[Short task] Take every line where the string "report" appears and copy it.

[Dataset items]
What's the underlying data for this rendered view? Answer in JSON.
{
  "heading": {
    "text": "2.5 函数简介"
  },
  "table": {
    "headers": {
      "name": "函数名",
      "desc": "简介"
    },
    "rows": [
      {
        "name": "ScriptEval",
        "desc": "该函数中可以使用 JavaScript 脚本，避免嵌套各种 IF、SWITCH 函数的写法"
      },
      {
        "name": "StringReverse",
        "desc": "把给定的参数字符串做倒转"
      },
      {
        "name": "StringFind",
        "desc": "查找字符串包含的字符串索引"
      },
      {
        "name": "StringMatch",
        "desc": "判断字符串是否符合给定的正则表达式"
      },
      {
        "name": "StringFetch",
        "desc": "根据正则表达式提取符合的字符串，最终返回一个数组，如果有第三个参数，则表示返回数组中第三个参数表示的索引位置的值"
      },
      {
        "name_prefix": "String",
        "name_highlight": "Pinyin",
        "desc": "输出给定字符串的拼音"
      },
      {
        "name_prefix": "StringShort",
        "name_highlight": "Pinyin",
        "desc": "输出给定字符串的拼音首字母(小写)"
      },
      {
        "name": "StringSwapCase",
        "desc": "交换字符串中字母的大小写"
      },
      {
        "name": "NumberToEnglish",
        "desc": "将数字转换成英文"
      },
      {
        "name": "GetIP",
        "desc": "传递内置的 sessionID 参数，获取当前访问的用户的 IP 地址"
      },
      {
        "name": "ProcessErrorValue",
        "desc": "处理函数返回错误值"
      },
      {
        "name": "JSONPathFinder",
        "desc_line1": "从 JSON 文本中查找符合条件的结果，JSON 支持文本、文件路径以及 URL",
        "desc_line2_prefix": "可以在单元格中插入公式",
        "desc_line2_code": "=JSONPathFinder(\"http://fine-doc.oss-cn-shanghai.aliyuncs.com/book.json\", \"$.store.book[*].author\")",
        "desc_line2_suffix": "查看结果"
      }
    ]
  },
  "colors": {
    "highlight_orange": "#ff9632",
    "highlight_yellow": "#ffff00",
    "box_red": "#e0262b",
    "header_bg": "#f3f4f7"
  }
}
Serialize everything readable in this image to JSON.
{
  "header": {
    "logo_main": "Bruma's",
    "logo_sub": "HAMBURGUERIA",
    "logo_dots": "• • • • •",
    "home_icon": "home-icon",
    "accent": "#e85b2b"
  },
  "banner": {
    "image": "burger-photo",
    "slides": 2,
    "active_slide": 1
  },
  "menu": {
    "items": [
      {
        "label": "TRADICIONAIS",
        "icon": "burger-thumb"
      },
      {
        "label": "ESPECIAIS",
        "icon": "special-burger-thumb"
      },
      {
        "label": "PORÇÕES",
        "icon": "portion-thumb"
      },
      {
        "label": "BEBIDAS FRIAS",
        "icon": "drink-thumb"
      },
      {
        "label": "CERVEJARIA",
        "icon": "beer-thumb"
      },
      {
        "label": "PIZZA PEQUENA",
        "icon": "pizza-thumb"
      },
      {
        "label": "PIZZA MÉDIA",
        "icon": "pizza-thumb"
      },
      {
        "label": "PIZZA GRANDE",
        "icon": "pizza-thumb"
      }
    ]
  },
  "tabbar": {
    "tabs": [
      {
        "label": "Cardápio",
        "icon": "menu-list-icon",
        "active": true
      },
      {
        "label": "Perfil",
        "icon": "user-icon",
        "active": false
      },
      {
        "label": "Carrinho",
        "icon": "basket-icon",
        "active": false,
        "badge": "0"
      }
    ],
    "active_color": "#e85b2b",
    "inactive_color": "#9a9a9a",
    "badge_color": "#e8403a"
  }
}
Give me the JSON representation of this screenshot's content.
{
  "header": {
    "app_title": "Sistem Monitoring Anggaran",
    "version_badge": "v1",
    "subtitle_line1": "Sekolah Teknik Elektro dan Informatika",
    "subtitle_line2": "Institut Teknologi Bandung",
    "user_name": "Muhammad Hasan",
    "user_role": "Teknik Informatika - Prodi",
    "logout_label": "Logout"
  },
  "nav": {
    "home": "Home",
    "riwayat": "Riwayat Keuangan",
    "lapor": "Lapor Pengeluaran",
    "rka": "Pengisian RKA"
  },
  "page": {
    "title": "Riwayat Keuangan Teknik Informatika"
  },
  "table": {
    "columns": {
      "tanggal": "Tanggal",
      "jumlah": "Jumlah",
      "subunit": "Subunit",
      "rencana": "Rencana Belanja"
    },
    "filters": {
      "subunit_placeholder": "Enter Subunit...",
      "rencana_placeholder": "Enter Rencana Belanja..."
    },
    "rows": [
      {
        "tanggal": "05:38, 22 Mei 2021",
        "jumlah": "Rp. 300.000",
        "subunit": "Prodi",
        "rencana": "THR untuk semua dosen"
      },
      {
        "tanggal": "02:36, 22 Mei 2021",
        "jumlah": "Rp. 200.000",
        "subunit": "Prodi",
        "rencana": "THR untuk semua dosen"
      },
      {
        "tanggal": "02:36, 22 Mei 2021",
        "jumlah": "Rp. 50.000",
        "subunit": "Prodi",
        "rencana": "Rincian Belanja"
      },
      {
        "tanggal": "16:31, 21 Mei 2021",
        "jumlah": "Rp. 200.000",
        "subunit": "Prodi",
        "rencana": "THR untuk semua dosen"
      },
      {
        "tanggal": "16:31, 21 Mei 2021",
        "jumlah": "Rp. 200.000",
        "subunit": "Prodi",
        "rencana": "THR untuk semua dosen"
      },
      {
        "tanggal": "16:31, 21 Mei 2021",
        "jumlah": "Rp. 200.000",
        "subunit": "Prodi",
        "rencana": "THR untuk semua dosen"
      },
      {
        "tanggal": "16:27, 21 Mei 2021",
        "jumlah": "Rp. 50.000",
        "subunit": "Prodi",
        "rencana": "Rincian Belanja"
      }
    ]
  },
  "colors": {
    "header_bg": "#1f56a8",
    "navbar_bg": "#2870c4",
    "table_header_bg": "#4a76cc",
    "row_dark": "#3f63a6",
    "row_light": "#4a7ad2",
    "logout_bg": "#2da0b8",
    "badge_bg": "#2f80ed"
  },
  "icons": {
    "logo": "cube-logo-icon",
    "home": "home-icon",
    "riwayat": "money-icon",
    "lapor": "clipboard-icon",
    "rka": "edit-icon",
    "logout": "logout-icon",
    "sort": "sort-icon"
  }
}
--
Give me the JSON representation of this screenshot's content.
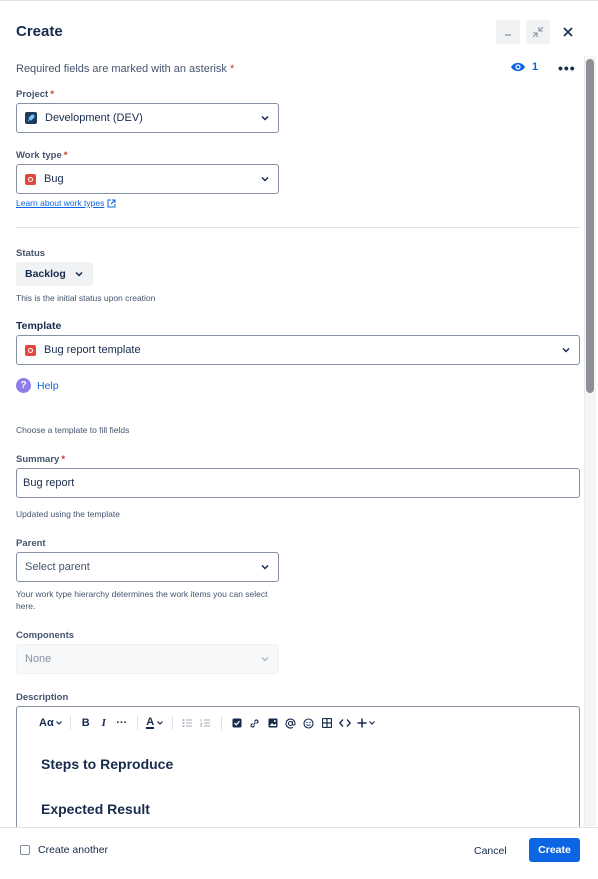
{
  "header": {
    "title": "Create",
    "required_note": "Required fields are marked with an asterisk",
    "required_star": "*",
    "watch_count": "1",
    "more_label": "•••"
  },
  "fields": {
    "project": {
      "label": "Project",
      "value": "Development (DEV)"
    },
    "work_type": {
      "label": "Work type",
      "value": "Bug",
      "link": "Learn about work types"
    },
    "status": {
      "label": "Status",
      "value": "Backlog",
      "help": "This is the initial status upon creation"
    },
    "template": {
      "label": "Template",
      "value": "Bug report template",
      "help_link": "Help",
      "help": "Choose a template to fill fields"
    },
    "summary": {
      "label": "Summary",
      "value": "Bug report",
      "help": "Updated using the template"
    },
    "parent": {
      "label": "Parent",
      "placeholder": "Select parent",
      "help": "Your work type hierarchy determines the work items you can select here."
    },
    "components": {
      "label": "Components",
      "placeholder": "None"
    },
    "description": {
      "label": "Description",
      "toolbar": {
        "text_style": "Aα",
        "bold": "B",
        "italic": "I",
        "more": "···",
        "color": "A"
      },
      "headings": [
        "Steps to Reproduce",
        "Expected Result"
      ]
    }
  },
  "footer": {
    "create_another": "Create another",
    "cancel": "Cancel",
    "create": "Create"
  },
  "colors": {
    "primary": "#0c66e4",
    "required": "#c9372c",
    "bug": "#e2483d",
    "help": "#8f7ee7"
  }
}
...
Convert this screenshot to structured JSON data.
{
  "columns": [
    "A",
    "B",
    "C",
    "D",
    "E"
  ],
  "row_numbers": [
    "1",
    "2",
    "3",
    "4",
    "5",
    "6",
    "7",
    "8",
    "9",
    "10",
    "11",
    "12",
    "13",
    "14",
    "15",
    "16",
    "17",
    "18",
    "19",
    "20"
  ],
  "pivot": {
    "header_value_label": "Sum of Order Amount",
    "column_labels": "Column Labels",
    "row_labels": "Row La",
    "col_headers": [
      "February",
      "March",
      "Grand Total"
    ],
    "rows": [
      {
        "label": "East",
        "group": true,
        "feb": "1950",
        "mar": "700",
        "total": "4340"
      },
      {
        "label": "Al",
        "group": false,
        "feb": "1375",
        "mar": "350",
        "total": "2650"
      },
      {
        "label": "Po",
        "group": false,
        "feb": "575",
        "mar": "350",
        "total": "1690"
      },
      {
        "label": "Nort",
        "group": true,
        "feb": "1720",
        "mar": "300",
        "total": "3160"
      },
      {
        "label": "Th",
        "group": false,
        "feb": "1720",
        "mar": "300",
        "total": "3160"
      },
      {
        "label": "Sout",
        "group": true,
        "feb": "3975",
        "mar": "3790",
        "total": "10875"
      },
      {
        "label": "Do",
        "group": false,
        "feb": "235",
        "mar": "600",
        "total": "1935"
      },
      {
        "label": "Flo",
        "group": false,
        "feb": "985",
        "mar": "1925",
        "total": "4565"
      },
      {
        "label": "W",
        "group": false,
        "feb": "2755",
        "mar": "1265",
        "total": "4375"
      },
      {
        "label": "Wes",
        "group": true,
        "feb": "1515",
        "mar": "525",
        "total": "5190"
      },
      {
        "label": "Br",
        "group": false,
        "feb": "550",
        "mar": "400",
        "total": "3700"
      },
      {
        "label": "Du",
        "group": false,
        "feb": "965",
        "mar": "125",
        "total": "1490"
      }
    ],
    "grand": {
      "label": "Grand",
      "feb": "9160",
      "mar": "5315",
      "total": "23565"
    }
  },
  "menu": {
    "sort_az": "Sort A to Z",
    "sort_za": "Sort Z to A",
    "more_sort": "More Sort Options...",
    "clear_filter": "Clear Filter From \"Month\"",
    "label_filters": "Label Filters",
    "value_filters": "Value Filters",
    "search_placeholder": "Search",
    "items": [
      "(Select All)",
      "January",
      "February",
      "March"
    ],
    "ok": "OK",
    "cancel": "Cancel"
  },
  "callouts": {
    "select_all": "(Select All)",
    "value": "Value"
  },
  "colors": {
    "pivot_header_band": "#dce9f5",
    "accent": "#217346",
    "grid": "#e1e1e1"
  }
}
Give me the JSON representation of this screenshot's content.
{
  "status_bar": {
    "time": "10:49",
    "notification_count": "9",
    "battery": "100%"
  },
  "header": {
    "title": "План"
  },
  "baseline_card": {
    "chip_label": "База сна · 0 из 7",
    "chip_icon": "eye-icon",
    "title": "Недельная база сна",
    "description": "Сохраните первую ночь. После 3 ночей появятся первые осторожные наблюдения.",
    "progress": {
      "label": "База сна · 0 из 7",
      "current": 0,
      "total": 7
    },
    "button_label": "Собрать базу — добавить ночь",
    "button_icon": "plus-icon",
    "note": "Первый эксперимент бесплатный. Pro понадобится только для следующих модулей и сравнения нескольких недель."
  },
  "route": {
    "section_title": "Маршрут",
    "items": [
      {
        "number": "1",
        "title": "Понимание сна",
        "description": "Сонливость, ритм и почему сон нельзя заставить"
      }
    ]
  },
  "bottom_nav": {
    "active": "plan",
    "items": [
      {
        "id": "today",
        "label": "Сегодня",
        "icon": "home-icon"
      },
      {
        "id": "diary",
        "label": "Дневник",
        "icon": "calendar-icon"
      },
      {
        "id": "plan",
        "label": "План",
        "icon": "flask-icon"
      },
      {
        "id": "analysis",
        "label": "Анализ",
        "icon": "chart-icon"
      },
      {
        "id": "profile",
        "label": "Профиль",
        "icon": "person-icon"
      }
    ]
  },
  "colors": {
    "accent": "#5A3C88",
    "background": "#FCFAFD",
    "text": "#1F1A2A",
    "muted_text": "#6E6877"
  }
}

[Problem solution]
      "value": "Bug report template",
      "value": "Bug report",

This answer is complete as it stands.